**TASK BRIEF**
Transcribe every entry word for word, leaving out all images.

**STORED DATA**
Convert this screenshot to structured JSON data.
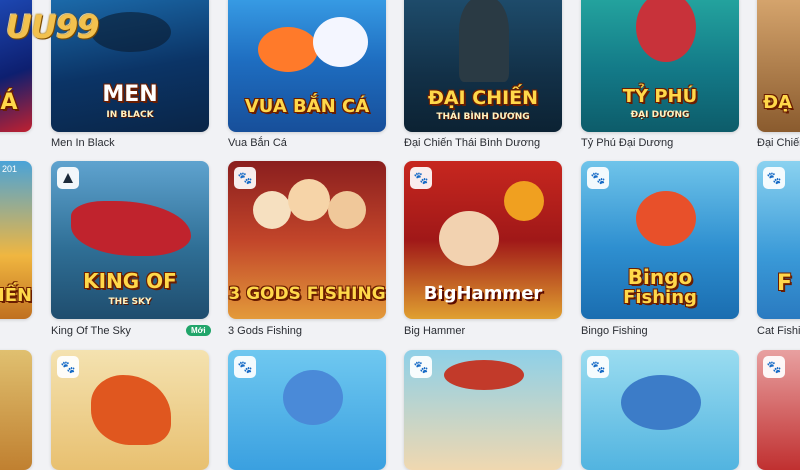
{
  "logo": {
    "text": "UU99"
  },
  "row1": [
    {
      "label": "",
      "art_title": "CÁ"
    },
    {
      "label": "Men In Black",
      "art_title": "MEN",
      "art_sub": "IN BLACK"
    },
    {
      "label": "Vua Bắn Cá",
      "art_title": "VUA BẮN CÁ"
    },
    {
      "label": "Đại Chiến Thái Bình Dương",
      "art_title": "ĐẠI CHIẾN",
      "art_sub": "THÁI BÌNH DƯƠNG"
    },
    {
      "label": "Tỷ Phú Đại Dương",
      "art_title": "TỶ PHÚ",
      "art_sub": "ĐẠI DƯƠNG"
    },
    {
      "label": "Đại Chiến",
      "art_title": "ĐẠ"
    }
  ],
  "row2": [
    {
      "label": "",
      "art_title": "IẾN",
      "corner_text": "201"
    },
    {
      "label": "King Of The Sky",
      "art_title": "KING OF",
      "art_sub": "THE SKY",
      "badge": "Mới"
    },
    {
      "label": "3 Gods Fishing",
      "art_title": "3 GODS FISHING"
    },
    {
      "label": "Big Hammer",
      "art_title": "BigHammer"
    },
    {
      "label": "Bingo Fishing",
      "art_title": "Bingo",
      "art_sub": "Fishing"
    },
    {
      "label": "Cat Fishi",
      "art_title": "F"
    }
  ],
  "row3": [
    {
      "label": ""
    },
    {
      "label": ""
    },
    {
      "label": ""
    },
    {
      "label": ""
    },
    {
      "label": ""
    },
    {
      "label": ""
    }
  ]
}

**REPLY TO THE EXERCISE**
Convert this screenshot to structured JSON data.
{
  "logo": {
    "text": "UU99"
  },
  "row1": [
    {
      "label": "",
      "art_title": "CÁ"
    },
    {
      "label": "Men In Black",
      "art_title": "MEN",
      "art_sub": "IN BLACK"
    },
    {
      "label": "Vua Bắn Cá",
      "art_title": "VUA BẮN CÁ"
    },
    {
      "label": "Đại Chiến Thái Bình Dương",
      "art_title": "ĐẠI CHIẾN",
      "art_sub": "THÁI BÌNH DƯƠNG"
    },
    {
      "label": "Tỷ Phú Đại Dương",
      "art_title": "TỶ PHÚ",
      "art_sub": "ĐẠI DƯƠNG"
    },
    {
      "label": "Đại Chiến",
      "art_title": "ĐẠ"
    }
  ],
  "row2": [
    {
      "label": "",
      "art_title": "IẾN",
      "corner_text": "201"
    },
    {
      "label": "King Of The Sky",
      "art_title": "KING OF",
      "art_sub": "THE SKY",
      "badge": "Mới"
    },
    {
      "label": "3 Gods Fishing",
      "art_title": "3 GODS FISHING"
    },
    {
      "label": "Big Hammer",
      "art_title": "BigHammer"
    },
    {
      "label": "Bingo Fishing",
      "art_title": "Bingo",
      "art_sub": "Fishing"
    },
    {
      "label": "Cat Fishi",
      "art_title": "F"
    }
  ],
  "row3": [
    {
      "label": ""
    },
    {
      "label": ""
    },
    {
      "label": ""
    },
    {
      "label": ""
    },
    {
      "label": ""
    },
    {
      "label": ""
    }
  ]
}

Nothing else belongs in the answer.